Go through the material and write it all out exactly, minus the pictures.

* * * * * * *

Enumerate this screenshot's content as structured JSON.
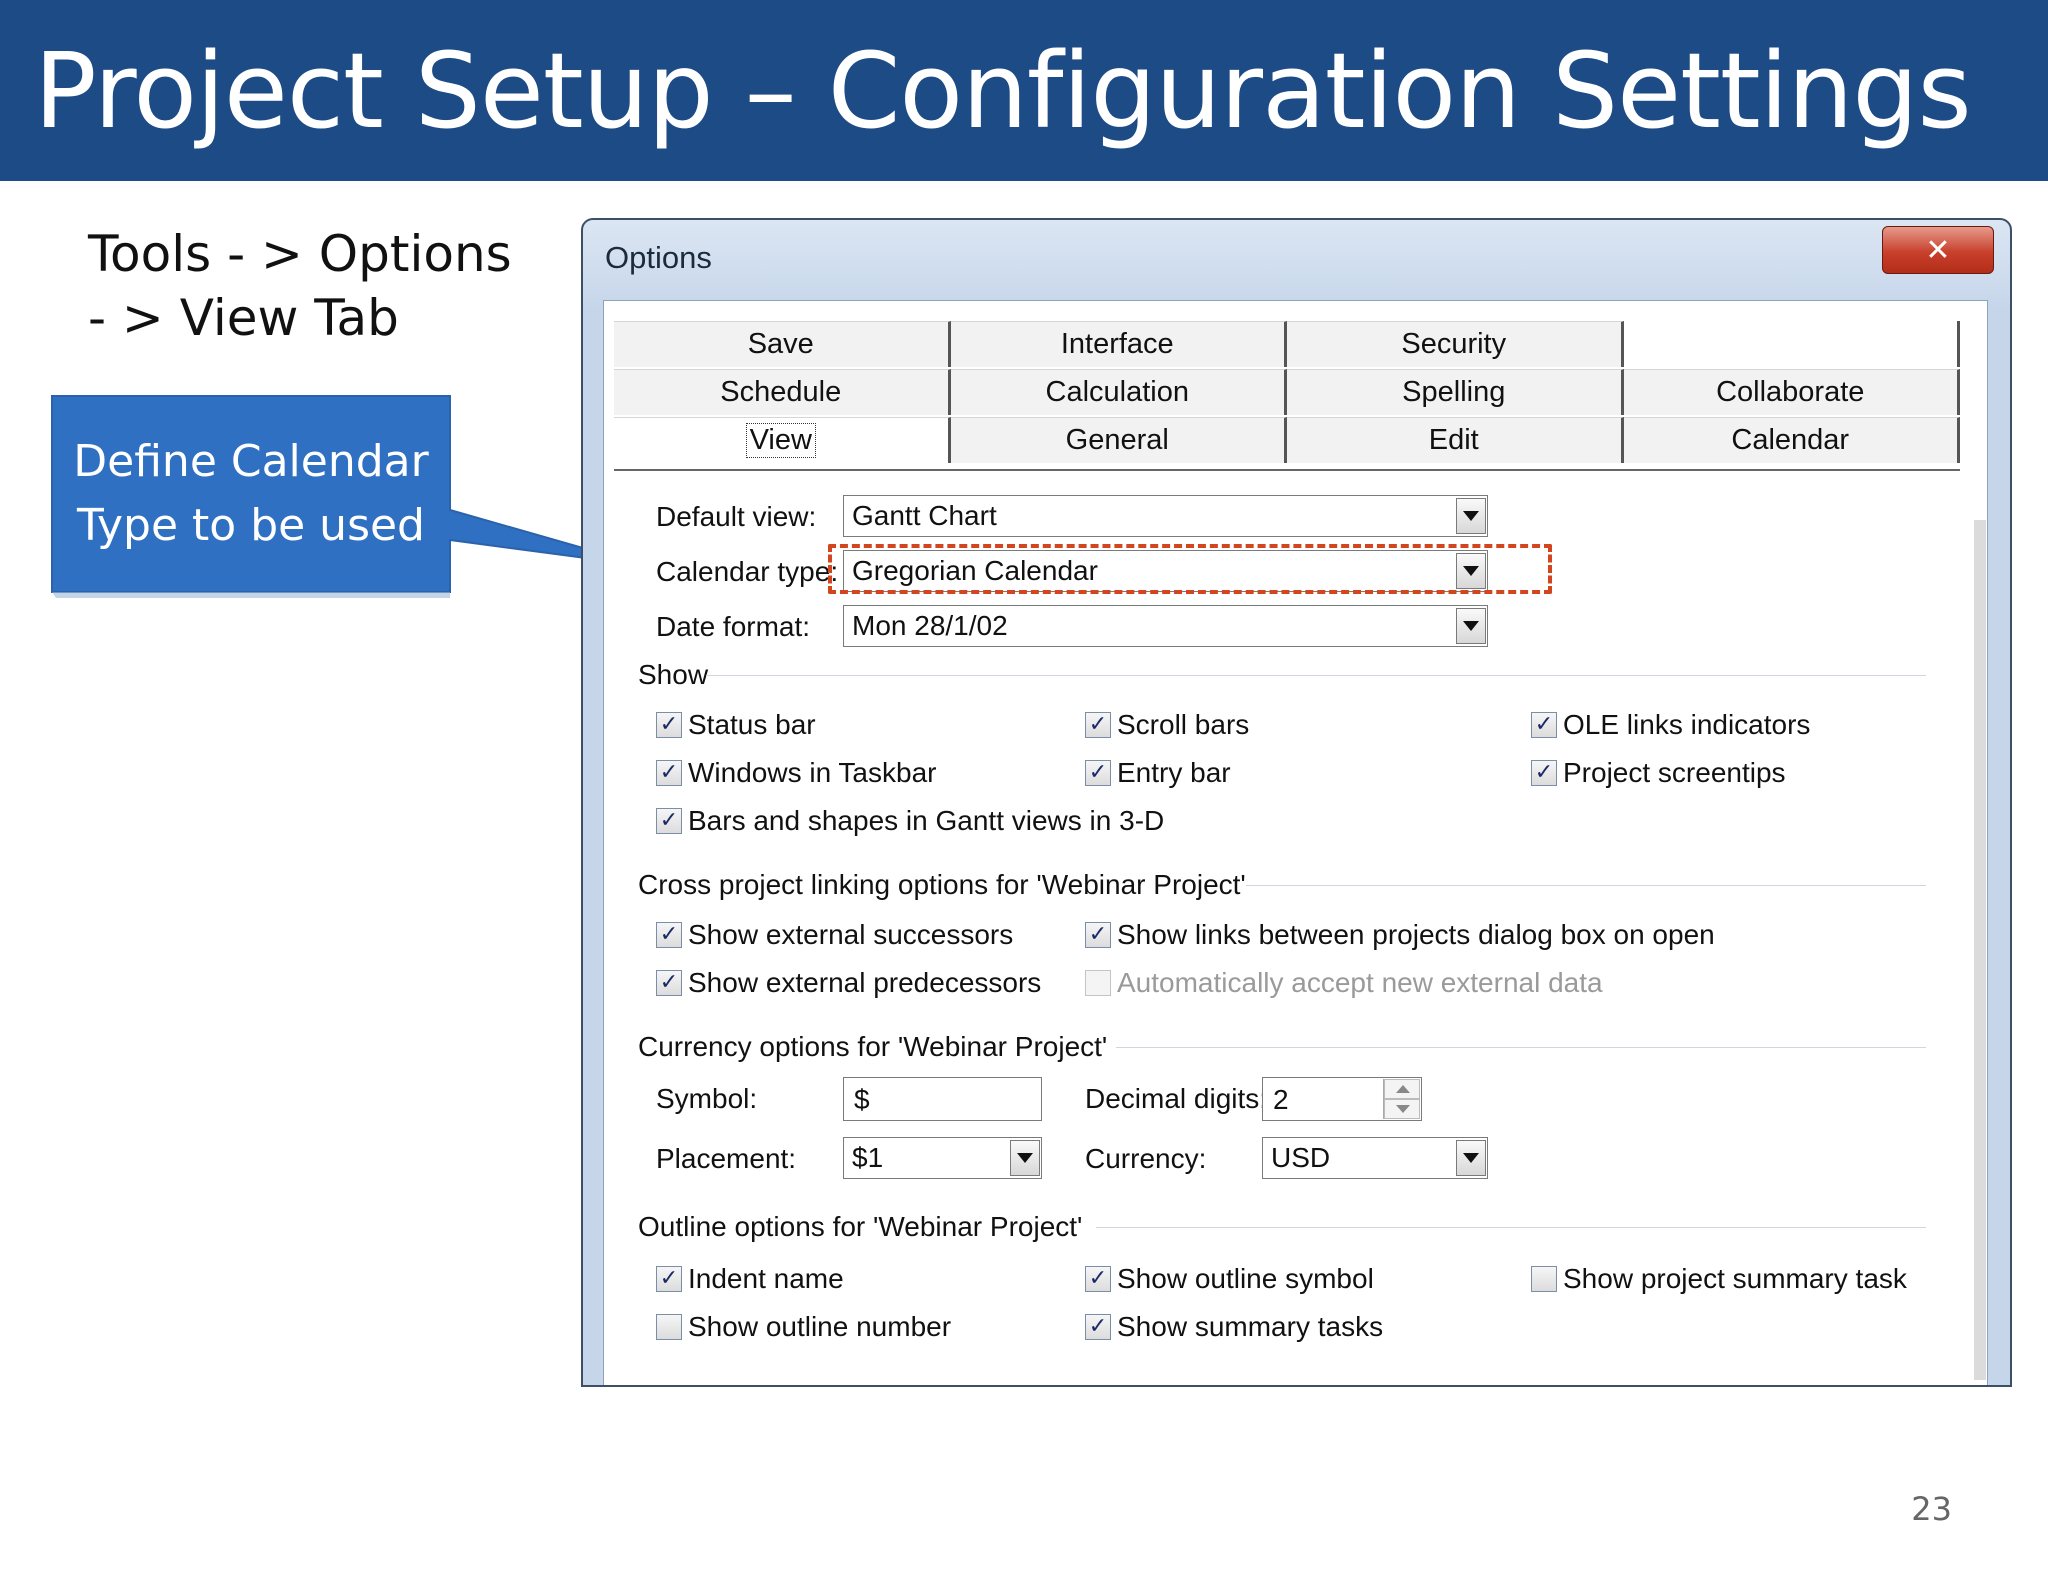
{
  "slide": {
    "title": "Project Setup – Configuration Settings",
    "nav_line1": "Tools - > Options",
    "nav_line2": "- > View Tab",
    "callout_line1": "Define Calendar",
    "callout_line2": "Type to be used",
    "page_number": "23"
  },
  "colors": {
    "title_bar": "#1d4b86",
    "callout": "#2f70c2",
    "highlight": "#d2451e"
  },
  "dialog": {
    "title": "Options",
    "close_icon": "close-icon",
    "tabs": {
      "row1": [
        "Save",
        "Interface",
        "Security",
        ""
      ],
      "row2": [
        "Schedule",
        "Calculation",
        "Spelling",
        "Collaborate"
      ],
      "row3": [
        "View",
        "General",
        "Edit",
        "Calendar"
      ]
    },
    "active_tab": "View",
    "fields": {
      "default_view": {
        "label": "Default view:",
        "value": "Gantt Chart"
      },
      "calendar_type": {
        "label": "Calendar type:",
        "value": "Gregorian Calendar"
      },
      "date_format": {
        "label": "Date format:",
        "value": "Mon 28/1/02"
      }
    },
    "show": {
      "label": "Show",
      "items": [
        {
          "label": "Status bar",
          "checked": true
        },
        {
          "label": "Scroll bars",
          "checked": true
        },
        {
          "label": "OLE links indicators",
          "checked": true
        },
        {
          "label": "Windows in Taskbar",
          "checked": true
        },
        {
          "label": "Entry bar",
          "checked": true
        },
        {
          "label": "Project screentips",
          "checked": true
        },
        {
          "label": "Bars and shapes in Gantt views in 3-D",
          "checked": true
        }
      ]
    },
    "cross_project": {
      "label": "Cross project linking options for 'Webinar Project'",
      "items": [
        {
          "label": "Show external successors",
          "checked": true
        },
        {
          "label": "Show links between projects dialog box on open",
          "checked": true
        },
        {
          "label": "Show external predecessors",
          "checked": true
        },
        {
          "label": "Automatically accept new external data",
          "checked": false,
          "disabled": true
        }
      ]
    },
    "currency": {
      "label": "Currency options for 'Webinar Project'",
      "symbol_label": "Symbol:",
      "symbol_value": "$",
      "decimal_label": "Decimal digits:",
      "decimal_value": "2",
      "placement_label": "Placement:",
      "placement_value": "$1",
      "currency_label": "Currency:",
      "currency_value": "USD"
    },
    "outline": {
      "label": "Outline options for 'Webinar Project'",
      "items": [
        {
          "label": "Indent name",
          "checked": true
        },
        {
          "label": "Show outline symbol",
          "checked": true
        },
        {
          "label": "Show project summary task",
          "checked": false
        },
        {
          "label": "Show outline number",
          "checked": false
        },
        {
          "label": "Show summary tasks",
          "checked": true
        }
      ]
    }
  }
}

* * * * * * *

ANSWER —
Enumerate this screenshot's content as structured JSON.
{
  "slide": {
    "title": "Project Setup – Configuration Settings",
    "nav_line1": "Tools - > Options",
    "nav_line2": "- > View Tab",
    "callout_line1": "Define Calendar",
    "callout_line2": "Type to be used",
    "page_number": "23"
  },
  "colors": {
    "title_bar": "#1d4b86",
    "callout": "#2f70c2",
    "highlight": "#d2451e"
  },
  "dialog": {
    "title": "Options",
    "close_icon": "close-icon",
    "tabs": {
      "row1": [
        "Save",
        "Interface",
        "Security",
        ""
      ],
      "row2": [
        "Schedule",
        "Calculation",
        "Spelling",
        "Collaborate"
      ],
      "row3": [
        "View",
        "General",
        "Edit",
        "Calendar"
      ]
    },
    "active_tab": "View",
    "fields": {
      "default_view": {
        "label": "Default view:",
        "value": "Gantt Chart"
      },
      "calendar_type": {
        "label": "Calendar type:",
        "value": "Gregorian Calendar"
      },
      "date_format": {
        "label": "Date format:",
        "value": "Mon 28/1/02"
      }
    },
    "show": {
      "label": "Show",
      "items": [
        {
          "label": "Status bar",
          "checked": true
        },
        {
          "label": "Scroll bars",
          "checked": true
        },
        {
          "label": "OLE links indicators",
          "checked": true
        },
        {
          "label": "Windows in Taskbar",
          "checked": true
        },
        {
          "label": "Entry bar",
          "checked": true
        },
        {
          "label": "Project screentips",
          "checked": true
        },
        {
          "label": "Bars and shapes in Gantt views in 3-D",
          "checked": true
        }
      ]
    },
    "cross_project": {
      "label": "Cross project linking options for 'Webinar Project'",
      "items": [
        {
          "label": "Show external successors",
          "checked": true
        },
        {
          "label": "Show links between projects dialog box on open",
          "checked": true
        },
        {
          "label": "Show external predecessors",
          "checked": true
        },
        {
          "label": "Automatically accept new external data",
          "checked": false,
          "disabled": true
        }
      ]
    },
    "currency": {
      "label": "Currency options for 'Webinar Project'",
      "symbol_label": "Symbol:",
      "symbol_value": "$",
      "decimal_label": "Decimal digits:",
      "decimal_value": "2",
      "placement_label": "Placement:",
      "placement_value": "$1",
      "currency_label": "Currency:",
      "currency_value": "USD"
    },
    "outline": {
      "label": "Outline options for 'Webinar Project'",
      "items": [
        {
          "label": "Indent name",
          "checked": true
        },
        {
          "label": "Show outline symbol",
          "checked": true
        },
        {
          "label": "Show project summary task",
          "checked": false
        },
        {
          "label": "Show outline number",
          "checked": false
        },
        {
          "label": "Show summary tasks",
          "checked": true
        }
      ]
    }
  }
}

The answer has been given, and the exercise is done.